> [Stated problem]: Reproduce every entry that follows word for word, but omit the images.

> [Records supplied]:
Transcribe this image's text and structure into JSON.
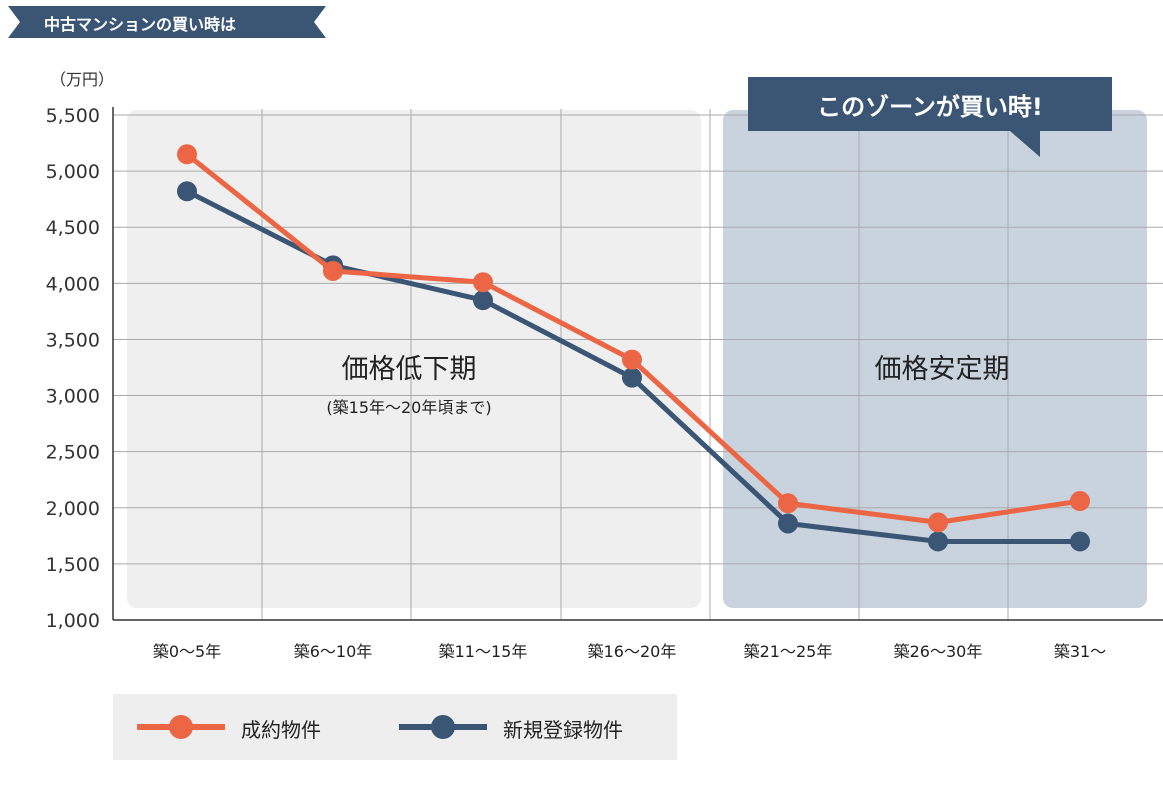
{
  "page": {
    "title": "中古マンションの買い時は",
    "unit": "（万円）",
    "callout": "このゾーンが買い時!"
  },
  "colors": {
    "orange": "#ec6544",
    "navy": "#3a5674",
    "zone_left": "#efefef",
    "zone_right": "#c9d3de",
    "grid": "#aaaaaa"
  },
  "chart_data": {
    "type": "line",
    "categories": [
      "築0〜5年",
      "築6〜10年",
      "築11〜15年",
      "築16〜20年",
      "築21〜25年",
      "築26〜30年",
      "築31〜"
    ],
    "series": [
      {
        "name": "成約物件",
        "color": "#ec6544",
        "values": [
          5150,
          4110,
          4010,
          3320,
          2040,
          1870,
          2060
        ]
      },
      {
        "name": "新規登録物件",
        "color": "#3a5674",
        "values": [
          4820,
          4160,
          3850,
          3160,
          1860,
          1700,
          1700
        ]
      }
    ],
    "ylim": [
      1000,
      5500
    ],
    "yticks": [
      "1,000",
      "1,500",
      "2,000",
      "2,500",
      "3,000",
      "3,500",
      "4,000",
      "4,500",
      "5,000",
      "5,500"
    ],
    "zones": [
      {
        "label": "価格低下期",
        "sublabel": "(築15年〜20年頃まで)"
      },
      {
        "label": "価格安定期",
        "sublabel": ""
      }
    ],
    "legend": [
      "成約物件",
      "新規登録物件"
    ],
    "grid": true
  }
}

> [Result of the task]:
Transcribe this image's text and structure into JSON.
{
  "page": {
    "title": "中古マンションの買い時は",
    "unit": "（万円）",
    "callout": "このゾーンが買い時!"
  },
  "colors": {
    "orange": "#ec6544",
    "navy": "#3a5674",
    "zone_left": "#efefef",
    "zone_right": "#c9d3de",
    "grid": "#aaaaaa"
  },
  "chart_data": {
    "type": "line",
    "categories": [
      "築0〜5年",
      "築6〜10年",
      "築11〜15年",
      "築16〜20年",
      "築21〜25年",
      "築26〜30年",
      "築31〜"
    ],
    "series": [
      {
        "name": "成約物件",
        "color": "#ec6544",
        "values": [
          5150,
          4110,
          4010,
          3320,
          2040,
          1870,
          2060
        ]
      },
      {
        "name": "新規登録物件",
        "color": "#3a5674",
        "values": [
          4820,
          4160,
          3850,
          3160,
          1860,
          1700,
          1700
        ]
      }
    ],
    "ylim": [
      1000,
      5500
    ],
    "yticks": [
      "1,000",
      "1,500",
      "2,000",
      "2,500",
      "3,000",
      "3,500",
      "4,000",
      "4,500",
      "5,000",
      "5,500"
    ],
    "zones": [
      {
        "label": "価格低下期",
        "sublabel": "(築15年〜20年頃まで)"
      },
      {
        "label": "価格安定期",
        "sublabel": ""
      }
    ],
    "legend": [
      "成約物件",
      "新規登録物件"
    ],
    "grid": true
  }
}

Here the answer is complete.